■ Given exercise: Can you reproduce the data beneath, keeping every line exact?

**** Records provided

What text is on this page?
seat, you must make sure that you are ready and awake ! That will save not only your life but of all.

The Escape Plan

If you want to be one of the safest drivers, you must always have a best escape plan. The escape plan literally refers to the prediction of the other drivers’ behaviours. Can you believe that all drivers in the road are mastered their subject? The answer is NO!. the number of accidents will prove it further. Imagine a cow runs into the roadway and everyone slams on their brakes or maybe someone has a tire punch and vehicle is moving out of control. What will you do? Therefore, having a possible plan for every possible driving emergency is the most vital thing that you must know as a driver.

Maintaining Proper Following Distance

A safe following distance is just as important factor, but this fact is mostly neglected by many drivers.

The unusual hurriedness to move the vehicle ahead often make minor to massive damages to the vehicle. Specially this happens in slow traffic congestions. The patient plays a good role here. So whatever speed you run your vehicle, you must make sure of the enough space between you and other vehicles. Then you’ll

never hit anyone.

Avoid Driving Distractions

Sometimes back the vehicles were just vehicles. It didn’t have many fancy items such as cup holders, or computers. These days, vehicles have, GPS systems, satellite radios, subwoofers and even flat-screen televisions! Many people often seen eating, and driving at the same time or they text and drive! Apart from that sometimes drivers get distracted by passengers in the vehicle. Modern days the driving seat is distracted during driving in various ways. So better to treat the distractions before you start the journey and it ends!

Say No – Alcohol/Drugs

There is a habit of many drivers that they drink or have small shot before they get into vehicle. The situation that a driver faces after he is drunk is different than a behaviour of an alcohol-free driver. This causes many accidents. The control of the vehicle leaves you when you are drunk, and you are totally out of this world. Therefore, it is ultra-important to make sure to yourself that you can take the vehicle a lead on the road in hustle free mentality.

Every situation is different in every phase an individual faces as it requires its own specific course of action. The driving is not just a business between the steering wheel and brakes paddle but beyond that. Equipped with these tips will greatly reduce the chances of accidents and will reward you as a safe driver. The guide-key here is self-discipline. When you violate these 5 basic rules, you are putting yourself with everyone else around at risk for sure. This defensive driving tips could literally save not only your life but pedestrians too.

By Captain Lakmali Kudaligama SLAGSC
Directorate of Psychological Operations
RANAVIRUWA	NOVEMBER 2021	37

********

■ Answer for this exercise:
What text is on this page?
seat, you must make sure that you are ready and awake ! That will save not only your life but of all.

The Escape Plan

If you want to be one of the safest drivers, you must always have a best escape plan. The escape plan literally refers to the prediction of the other drivers’ behaviours. Can you believe that all drivers in the road are mastered their subject? The answer is NO!. the number of accidents will prove it further. Imagine a cow runs into the roadway and everyone slams on their brakes or maybe someone has a tire punch and vehicle is moving out of control. What will you do? Therefore, having a possible plan for every possible driving emergency is the most vital thing that you must know as a driver.

Maintaining Proper Following Distance

A safe following distance is just as important factor, but this fact is mostly neglected by many drivers.

The unusual hurriedness to move the vehicle ahead often make minor to massive damages to the vehicle. Specially this happens in slow traffic congestions. The patient plays a good role here. So whatever speed you run your vehicle, you must make sure of the enough space between you and other vehicles. Then you’ll

never hit anyone.

Avoid Driving Distractions

Sometimes back the vehicles were just vehicles. It didn’t have many fancy items such as cup holders, or computers. These days, vehicles have, GPS systems, satellite radios, subwoofers and even flat-screen televisions! Many people often seen eating, and driving at the same time or they text and drive! Apart from that sometimes drivers get distracted by passengers in the vehicle. Modern days the driving seat is distracted during driving in various ways. So better to treat the distractions before you start the journey and it ends!

Say No – Alcohol/Drugs

There is a habit of many drivers that they drink or have small shot before they get into vehicle. The situation that a driver faces after he is drunk is different than a behaviour of an alcohol-free driver. This causes many accidents. The control of the vehicle leaves you when you are drunk, and you are totally out of this world. Therefore, it is ultra-important to make sure to yourself that you can take the vehicle a lead on the road in hustle free mentality.

Every situation is different in every phase an individual faces as it requires its own specific course of action. The driving is not just a business between the steering wheel and brakes paddle but beyond that. Equipped with these tips will greatly reduce the chances of accidents and will reward you as a safe driver. The guide-key here is self-discipline. When you violate these 5 basic rules, you are putting yourself with everyone else around at risk for sure. This defensive driving tips could literally save not only your life but pedestrians too.

By Captain Lakmali Kudaligama SLAGSC
Directorate of Psychological Operations
RANAVIRUWA	NOVEMBER 2021	37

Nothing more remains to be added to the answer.